• **PROBLEM TO SOLVE**
State how many lines of the records contain the string "lượng", and give no other information.

═════ SOURCE MATERIAL ═════

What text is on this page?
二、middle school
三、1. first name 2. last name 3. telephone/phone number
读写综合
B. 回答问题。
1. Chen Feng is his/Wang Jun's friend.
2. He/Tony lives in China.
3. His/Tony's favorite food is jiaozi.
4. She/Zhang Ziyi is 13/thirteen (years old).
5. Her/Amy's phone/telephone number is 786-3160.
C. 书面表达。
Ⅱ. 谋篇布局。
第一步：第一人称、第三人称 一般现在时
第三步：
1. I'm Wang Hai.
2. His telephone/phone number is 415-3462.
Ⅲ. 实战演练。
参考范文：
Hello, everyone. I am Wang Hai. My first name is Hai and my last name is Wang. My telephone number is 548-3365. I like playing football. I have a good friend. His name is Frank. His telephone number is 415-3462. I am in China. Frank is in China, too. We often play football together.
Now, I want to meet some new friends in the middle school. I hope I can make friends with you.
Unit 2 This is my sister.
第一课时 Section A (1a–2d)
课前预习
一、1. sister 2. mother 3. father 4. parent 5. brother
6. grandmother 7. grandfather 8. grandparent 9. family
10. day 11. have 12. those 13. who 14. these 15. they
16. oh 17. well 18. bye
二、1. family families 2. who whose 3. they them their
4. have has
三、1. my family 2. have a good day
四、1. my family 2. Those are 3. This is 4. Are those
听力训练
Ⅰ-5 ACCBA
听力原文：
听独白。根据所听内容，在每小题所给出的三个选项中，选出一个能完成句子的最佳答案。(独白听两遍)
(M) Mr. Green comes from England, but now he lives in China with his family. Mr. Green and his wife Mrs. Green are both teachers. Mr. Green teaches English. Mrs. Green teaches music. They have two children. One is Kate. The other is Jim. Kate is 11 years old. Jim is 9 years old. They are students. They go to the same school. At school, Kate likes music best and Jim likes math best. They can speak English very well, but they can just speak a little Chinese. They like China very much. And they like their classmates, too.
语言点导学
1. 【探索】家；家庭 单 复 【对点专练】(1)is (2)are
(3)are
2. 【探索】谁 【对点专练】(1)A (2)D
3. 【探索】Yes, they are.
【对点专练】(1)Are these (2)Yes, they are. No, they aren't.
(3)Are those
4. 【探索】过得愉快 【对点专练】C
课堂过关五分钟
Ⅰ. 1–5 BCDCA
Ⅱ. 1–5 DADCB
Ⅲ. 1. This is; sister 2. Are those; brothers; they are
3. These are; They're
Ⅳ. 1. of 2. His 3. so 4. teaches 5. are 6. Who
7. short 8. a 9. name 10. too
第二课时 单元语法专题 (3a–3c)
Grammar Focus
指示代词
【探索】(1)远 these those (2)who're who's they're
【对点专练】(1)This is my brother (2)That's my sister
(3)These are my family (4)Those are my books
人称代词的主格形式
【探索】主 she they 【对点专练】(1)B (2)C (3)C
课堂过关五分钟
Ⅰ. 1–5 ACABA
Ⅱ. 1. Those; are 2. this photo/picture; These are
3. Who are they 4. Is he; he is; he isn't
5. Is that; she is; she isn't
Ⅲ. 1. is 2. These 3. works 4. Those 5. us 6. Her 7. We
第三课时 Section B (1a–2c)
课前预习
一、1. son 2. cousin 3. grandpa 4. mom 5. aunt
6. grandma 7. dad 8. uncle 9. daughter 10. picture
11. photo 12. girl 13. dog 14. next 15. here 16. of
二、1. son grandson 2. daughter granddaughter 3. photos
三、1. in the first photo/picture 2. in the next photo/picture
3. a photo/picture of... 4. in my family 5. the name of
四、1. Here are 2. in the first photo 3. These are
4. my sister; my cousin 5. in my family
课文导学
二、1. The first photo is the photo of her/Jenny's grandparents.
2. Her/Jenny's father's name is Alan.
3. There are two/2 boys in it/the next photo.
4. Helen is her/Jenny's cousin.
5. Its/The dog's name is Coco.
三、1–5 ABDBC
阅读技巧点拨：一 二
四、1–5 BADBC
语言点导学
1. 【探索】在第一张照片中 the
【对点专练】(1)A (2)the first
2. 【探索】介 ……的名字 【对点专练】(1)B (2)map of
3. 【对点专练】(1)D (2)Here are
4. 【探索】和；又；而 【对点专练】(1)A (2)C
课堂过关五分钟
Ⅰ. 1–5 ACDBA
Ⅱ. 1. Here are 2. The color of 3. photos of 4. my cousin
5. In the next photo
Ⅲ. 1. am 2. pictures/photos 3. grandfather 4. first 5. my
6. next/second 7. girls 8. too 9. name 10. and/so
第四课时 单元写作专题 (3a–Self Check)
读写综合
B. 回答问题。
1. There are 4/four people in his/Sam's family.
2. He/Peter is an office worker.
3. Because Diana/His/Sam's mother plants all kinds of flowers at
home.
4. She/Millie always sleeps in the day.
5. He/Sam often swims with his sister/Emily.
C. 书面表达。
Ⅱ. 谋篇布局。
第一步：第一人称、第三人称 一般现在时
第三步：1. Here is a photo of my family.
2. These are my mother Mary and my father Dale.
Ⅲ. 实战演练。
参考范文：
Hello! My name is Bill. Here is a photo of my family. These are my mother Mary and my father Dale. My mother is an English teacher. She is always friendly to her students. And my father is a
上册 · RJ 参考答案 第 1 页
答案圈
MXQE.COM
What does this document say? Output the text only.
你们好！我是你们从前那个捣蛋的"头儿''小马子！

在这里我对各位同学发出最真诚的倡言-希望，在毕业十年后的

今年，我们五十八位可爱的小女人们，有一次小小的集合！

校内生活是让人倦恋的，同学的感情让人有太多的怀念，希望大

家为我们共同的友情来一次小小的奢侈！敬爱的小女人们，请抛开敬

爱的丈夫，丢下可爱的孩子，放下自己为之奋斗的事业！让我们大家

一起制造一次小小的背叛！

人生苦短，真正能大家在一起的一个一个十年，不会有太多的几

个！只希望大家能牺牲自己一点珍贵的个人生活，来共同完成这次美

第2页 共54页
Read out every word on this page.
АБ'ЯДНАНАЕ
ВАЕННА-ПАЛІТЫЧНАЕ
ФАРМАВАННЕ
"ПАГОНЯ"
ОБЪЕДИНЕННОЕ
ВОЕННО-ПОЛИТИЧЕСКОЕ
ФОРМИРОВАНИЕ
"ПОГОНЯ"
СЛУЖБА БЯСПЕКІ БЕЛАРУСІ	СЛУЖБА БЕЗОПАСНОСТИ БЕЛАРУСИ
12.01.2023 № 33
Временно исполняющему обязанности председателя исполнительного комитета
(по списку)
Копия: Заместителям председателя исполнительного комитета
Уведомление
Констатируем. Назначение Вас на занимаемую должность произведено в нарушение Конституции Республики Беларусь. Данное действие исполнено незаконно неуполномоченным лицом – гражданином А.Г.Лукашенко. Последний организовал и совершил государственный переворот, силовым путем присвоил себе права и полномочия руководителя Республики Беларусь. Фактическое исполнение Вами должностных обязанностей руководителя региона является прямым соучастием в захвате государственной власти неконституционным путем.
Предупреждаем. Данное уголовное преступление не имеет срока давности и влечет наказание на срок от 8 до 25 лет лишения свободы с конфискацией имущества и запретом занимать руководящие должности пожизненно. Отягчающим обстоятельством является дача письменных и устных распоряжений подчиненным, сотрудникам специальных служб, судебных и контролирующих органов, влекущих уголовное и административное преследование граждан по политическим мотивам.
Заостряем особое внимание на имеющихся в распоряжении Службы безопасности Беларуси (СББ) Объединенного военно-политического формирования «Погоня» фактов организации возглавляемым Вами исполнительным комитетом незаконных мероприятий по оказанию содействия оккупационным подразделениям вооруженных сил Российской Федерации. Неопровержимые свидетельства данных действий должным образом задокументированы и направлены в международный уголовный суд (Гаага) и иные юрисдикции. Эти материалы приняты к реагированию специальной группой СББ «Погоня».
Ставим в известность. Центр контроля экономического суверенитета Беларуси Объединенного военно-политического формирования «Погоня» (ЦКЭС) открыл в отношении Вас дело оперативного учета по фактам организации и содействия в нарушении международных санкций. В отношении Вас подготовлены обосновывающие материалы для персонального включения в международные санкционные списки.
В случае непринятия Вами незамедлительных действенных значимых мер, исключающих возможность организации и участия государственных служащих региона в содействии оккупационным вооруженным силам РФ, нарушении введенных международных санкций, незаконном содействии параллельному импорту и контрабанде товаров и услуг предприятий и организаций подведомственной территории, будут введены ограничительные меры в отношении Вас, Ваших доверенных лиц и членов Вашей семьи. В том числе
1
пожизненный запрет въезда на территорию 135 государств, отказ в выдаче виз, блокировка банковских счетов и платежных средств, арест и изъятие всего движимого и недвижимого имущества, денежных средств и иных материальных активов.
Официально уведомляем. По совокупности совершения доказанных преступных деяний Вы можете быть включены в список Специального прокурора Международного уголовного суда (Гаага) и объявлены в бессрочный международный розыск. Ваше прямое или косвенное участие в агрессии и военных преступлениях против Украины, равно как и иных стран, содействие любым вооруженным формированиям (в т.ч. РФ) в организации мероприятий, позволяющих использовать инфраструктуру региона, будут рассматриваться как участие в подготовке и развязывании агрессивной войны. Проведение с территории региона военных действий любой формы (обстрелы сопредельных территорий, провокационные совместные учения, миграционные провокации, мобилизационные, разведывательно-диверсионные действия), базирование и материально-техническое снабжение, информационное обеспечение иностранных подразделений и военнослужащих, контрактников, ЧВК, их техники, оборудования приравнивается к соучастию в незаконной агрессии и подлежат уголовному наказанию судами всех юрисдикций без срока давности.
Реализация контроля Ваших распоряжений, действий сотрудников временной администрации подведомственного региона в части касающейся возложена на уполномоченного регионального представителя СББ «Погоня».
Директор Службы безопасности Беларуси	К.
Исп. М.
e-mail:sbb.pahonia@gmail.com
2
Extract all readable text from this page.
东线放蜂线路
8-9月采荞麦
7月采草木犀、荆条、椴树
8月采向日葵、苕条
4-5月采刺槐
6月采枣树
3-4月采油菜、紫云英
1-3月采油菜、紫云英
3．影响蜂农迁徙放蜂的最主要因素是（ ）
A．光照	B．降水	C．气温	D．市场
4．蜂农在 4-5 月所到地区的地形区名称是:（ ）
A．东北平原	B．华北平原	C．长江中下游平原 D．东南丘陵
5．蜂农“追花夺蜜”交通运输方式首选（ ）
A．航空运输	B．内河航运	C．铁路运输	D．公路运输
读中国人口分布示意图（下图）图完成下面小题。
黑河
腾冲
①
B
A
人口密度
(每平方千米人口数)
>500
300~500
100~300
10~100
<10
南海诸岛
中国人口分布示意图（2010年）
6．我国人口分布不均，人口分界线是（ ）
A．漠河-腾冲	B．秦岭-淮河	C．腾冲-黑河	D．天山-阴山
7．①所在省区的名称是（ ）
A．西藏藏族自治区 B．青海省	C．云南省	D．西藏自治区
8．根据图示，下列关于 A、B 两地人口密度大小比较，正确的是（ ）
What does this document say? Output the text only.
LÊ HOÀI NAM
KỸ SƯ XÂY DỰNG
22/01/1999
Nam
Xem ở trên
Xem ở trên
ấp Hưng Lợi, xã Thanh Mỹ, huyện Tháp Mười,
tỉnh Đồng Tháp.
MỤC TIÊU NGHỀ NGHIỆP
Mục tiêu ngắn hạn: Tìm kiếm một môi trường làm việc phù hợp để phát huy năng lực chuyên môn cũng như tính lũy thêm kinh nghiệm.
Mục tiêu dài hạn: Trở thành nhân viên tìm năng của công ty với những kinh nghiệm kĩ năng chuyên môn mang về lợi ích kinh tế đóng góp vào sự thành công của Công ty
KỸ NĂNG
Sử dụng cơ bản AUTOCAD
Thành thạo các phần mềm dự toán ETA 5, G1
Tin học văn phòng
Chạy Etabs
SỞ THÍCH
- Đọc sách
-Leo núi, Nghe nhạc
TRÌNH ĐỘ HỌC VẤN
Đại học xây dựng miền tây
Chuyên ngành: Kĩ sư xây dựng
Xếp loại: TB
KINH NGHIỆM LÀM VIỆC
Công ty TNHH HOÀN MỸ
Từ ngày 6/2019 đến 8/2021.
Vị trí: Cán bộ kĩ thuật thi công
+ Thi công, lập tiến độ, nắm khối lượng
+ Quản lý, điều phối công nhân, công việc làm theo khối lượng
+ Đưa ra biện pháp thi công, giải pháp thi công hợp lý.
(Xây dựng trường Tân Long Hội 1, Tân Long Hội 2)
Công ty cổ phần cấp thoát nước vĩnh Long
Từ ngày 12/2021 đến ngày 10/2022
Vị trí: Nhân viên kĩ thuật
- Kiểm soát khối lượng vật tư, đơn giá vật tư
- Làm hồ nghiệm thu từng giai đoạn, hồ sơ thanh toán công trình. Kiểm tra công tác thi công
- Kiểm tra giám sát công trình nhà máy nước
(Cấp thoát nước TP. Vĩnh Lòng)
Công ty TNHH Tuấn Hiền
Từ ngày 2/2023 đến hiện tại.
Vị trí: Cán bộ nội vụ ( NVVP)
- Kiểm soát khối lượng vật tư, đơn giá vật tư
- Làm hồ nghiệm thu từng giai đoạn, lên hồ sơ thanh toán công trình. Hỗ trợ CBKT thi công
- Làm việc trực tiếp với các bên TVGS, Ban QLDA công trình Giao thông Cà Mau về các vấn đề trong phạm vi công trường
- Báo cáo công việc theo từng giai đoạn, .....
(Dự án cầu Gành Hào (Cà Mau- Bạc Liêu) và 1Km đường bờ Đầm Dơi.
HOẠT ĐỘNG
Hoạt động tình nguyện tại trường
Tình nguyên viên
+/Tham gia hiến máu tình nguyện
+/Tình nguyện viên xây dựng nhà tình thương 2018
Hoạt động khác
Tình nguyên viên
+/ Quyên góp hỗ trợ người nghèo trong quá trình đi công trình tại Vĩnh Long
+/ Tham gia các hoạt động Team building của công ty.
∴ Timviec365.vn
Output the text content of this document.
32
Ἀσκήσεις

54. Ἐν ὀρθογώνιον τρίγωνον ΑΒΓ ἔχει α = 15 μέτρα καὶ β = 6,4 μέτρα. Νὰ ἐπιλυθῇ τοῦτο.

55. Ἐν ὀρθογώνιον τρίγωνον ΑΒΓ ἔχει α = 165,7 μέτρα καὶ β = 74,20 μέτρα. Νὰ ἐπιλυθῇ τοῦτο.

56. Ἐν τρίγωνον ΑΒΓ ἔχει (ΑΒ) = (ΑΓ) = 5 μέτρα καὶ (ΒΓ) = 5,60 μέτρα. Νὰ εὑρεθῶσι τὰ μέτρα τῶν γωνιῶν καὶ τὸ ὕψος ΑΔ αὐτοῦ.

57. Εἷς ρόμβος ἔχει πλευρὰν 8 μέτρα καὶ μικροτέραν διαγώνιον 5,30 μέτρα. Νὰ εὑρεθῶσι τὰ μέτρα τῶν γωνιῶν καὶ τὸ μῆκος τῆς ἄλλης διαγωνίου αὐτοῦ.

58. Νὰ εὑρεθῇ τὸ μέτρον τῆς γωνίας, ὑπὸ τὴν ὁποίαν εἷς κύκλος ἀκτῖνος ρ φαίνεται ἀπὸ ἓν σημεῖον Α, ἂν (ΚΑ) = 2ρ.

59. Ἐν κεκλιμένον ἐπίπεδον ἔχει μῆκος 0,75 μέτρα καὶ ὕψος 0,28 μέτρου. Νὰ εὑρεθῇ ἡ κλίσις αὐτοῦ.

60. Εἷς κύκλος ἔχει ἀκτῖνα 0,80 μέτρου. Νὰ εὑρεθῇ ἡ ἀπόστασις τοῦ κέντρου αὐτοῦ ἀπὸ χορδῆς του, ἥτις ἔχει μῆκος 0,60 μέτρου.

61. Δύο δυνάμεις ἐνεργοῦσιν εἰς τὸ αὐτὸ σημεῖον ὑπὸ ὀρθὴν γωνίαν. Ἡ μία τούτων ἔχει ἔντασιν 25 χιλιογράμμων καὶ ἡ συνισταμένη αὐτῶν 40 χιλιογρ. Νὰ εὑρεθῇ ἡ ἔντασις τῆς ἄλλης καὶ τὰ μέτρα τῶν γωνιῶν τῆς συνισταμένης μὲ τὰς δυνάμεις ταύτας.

═════

• **SOLVED PROBLEM**
4